Work required. Set out each line from the following listing that includes the word "express".

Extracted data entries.
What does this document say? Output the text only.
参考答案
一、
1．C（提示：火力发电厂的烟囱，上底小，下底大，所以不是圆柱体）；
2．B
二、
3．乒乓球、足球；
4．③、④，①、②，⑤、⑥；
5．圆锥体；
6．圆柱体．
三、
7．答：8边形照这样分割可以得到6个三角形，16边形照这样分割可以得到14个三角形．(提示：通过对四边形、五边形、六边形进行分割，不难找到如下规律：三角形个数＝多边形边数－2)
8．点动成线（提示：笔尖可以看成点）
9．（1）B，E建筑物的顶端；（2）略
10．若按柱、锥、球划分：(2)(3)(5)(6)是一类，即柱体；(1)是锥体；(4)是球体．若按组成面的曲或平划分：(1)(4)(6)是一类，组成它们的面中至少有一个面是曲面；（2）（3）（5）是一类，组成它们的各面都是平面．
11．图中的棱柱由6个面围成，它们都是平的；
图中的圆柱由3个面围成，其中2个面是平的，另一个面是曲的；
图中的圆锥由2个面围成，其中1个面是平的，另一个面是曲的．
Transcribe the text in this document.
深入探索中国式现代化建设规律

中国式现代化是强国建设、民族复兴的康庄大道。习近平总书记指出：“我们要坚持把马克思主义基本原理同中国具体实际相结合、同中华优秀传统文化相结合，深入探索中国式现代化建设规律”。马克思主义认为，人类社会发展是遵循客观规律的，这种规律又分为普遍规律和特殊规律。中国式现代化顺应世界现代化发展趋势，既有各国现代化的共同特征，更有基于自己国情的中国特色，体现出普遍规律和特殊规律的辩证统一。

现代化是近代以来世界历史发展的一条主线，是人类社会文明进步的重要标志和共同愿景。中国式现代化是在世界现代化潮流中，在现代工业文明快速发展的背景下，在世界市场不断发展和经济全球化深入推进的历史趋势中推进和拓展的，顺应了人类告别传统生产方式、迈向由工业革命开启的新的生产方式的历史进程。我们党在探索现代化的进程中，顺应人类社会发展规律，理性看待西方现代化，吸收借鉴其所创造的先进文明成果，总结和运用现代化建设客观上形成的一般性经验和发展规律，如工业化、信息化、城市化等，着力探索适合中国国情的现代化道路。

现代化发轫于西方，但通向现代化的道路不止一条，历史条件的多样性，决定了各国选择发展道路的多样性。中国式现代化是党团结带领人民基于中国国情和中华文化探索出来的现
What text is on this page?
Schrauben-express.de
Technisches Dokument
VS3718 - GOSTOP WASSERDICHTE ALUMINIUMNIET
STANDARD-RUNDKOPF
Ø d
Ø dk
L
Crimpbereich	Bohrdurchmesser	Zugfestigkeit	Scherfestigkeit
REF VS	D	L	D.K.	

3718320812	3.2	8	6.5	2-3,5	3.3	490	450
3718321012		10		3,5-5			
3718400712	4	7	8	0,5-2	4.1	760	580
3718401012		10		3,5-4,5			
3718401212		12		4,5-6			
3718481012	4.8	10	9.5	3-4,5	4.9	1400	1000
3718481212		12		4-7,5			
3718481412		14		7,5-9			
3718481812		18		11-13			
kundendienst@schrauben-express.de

Result of the exercise.
Schrauben-express.de
kundendienst@schrauben-express.de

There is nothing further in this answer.